▶ [Exercise description] Check every line of the entries below for the word "sitten", and copy the ones that have it.

╭─ Input data

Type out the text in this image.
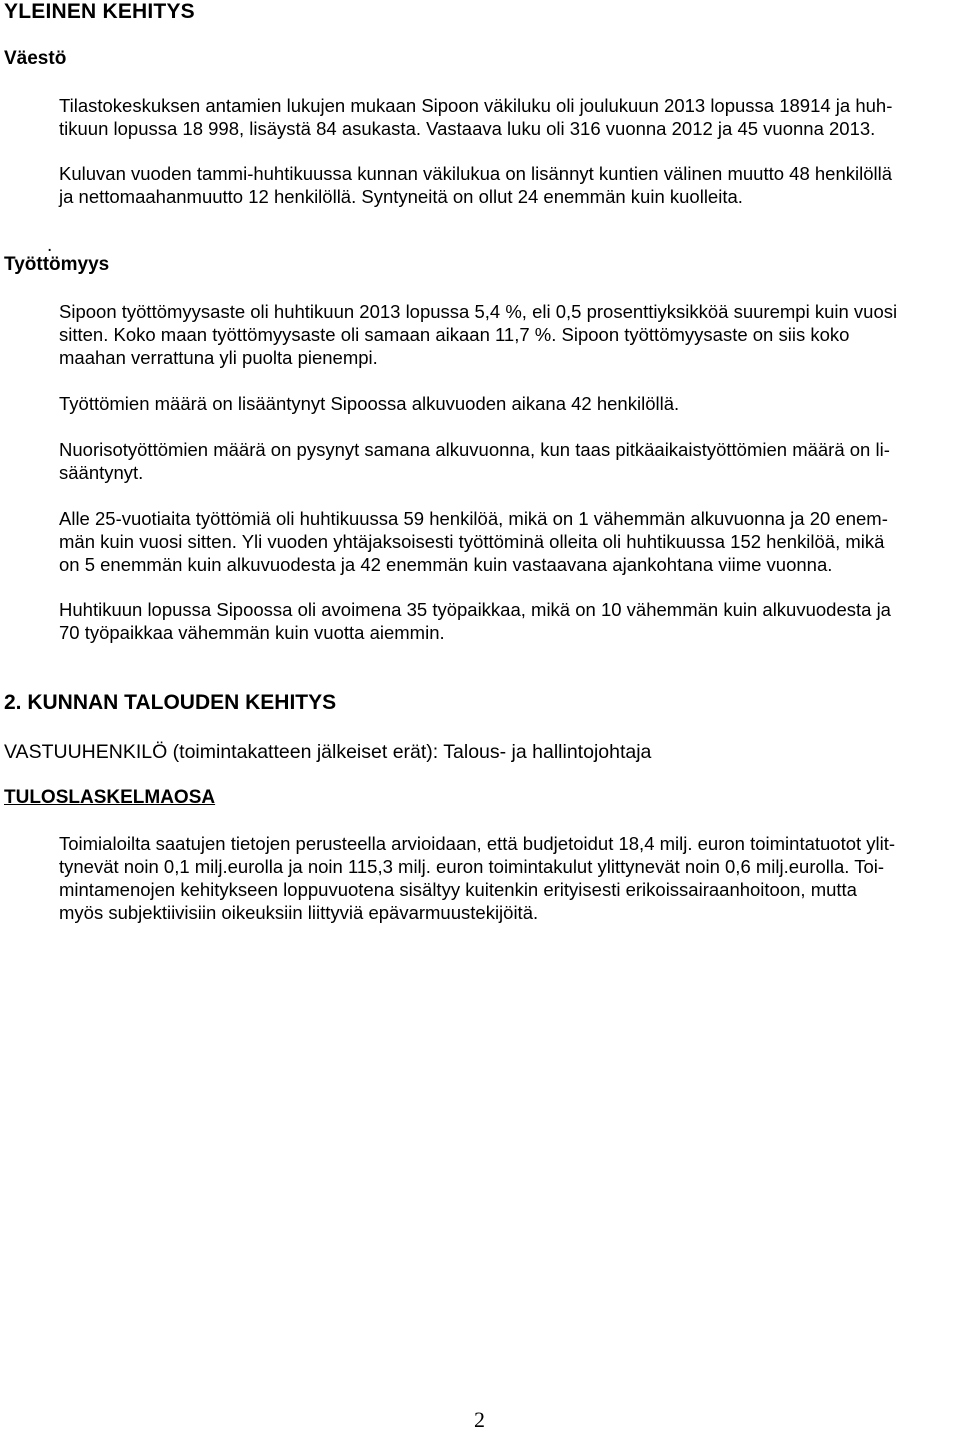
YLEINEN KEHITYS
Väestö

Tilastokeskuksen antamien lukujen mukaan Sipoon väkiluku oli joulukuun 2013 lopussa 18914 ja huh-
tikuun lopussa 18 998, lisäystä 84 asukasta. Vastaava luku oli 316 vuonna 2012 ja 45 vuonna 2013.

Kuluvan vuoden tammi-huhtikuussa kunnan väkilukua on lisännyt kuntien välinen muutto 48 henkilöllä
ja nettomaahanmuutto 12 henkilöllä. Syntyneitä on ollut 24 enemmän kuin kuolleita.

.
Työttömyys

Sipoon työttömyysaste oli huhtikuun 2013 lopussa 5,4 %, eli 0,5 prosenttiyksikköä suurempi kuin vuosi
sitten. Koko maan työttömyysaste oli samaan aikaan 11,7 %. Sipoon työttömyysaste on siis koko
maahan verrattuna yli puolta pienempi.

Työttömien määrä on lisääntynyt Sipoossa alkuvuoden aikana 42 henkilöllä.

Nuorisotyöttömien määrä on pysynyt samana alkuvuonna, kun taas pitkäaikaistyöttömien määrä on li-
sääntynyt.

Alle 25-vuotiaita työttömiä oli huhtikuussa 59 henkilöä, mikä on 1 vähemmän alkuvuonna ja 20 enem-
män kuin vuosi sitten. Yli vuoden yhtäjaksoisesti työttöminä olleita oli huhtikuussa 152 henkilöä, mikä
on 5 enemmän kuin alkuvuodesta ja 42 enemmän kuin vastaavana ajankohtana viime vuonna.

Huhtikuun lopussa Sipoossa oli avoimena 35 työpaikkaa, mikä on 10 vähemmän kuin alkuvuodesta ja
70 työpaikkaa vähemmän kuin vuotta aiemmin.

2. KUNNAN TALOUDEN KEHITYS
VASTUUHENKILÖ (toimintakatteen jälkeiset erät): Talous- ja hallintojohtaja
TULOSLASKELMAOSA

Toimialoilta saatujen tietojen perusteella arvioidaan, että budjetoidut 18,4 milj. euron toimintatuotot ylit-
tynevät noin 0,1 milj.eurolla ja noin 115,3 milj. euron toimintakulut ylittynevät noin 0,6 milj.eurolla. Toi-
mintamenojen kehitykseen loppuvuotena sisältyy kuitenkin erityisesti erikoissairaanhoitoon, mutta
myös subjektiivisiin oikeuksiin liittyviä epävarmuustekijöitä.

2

╰─

▶ [Final result]
sitten. Koko maan työttömyysaste oli samaan aikaan 11,7 %. Sipoon työttömyysaste on siis koko
män kuin vuosi sitten. Yli vuoden yhtäjaksoisesti työttöminä olleita oli huhtikuussa 152 henkilöä, mikä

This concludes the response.